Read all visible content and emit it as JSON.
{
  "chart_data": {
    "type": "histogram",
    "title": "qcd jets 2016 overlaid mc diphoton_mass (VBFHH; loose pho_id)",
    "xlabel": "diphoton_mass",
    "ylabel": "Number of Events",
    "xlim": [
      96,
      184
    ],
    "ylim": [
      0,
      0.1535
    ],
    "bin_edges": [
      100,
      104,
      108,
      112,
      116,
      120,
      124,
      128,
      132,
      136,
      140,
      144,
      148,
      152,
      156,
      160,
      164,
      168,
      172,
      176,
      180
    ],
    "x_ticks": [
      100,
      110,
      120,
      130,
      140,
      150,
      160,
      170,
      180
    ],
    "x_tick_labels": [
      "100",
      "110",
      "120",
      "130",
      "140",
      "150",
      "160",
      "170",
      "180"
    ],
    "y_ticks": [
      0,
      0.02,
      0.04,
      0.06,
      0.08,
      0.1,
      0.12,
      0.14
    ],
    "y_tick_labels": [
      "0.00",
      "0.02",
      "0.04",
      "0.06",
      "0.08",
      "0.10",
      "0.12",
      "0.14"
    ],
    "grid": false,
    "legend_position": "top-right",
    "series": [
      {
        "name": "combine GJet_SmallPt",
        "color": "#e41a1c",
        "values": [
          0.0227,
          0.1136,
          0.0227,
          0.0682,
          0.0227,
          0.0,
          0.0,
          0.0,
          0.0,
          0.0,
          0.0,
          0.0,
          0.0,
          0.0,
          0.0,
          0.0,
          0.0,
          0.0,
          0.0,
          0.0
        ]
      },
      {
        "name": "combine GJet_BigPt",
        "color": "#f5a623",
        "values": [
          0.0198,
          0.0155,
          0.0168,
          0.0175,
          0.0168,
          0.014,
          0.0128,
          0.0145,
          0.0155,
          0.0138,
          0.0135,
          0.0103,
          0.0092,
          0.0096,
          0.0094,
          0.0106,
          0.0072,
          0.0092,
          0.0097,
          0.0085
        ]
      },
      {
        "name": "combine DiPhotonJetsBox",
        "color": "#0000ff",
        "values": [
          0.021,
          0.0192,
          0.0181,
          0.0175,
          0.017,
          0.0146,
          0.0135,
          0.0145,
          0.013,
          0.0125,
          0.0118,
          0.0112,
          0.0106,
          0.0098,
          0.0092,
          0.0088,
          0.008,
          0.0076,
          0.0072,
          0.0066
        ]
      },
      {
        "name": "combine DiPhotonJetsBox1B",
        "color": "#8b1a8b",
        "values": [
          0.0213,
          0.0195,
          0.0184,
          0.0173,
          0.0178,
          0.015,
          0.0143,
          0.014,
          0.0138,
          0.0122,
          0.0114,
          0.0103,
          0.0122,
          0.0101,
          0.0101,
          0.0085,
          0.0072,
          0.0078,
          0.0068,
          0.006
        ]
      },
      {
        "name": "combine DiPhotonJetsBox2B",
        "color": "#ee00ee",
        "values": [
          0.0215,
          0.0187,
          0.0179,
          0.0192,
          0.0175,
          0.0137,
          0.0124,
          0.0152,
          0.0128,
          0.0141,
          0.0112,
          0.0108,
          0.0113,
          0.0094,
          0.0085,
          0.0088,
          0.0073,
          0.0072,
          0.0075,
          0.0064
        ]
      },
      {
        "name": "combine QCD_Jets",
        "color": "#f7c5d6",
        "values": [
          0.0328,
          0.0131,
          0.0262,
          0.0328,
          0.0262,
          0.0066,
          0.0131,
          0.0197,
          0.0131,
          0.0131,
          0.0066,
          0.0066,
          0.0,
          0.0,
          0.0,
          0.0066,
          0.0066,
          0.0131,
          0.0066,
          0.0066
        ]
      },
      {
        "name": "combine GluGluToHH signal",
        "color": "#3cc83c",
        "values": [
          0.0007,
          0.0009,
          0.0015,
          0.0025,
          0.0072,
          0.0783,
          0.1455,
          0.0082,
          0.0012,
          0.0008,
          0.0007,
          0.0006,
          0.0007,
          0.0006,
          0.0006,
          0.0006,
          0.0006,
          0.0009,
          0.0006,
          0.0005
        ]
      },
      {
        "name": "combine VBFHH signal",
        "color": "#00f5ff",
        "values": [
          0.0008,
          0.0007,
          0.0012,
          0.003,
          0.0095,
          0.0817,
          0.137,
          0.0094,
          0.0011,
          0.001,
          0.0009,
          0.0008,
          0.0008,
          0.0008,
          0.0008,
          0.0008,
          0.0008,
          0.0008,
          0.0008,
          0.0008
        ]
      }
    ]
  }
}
========
▶ Task statement
Reply with one number: the count of lines in the entries that include the word "name".

▶ Exercise result
8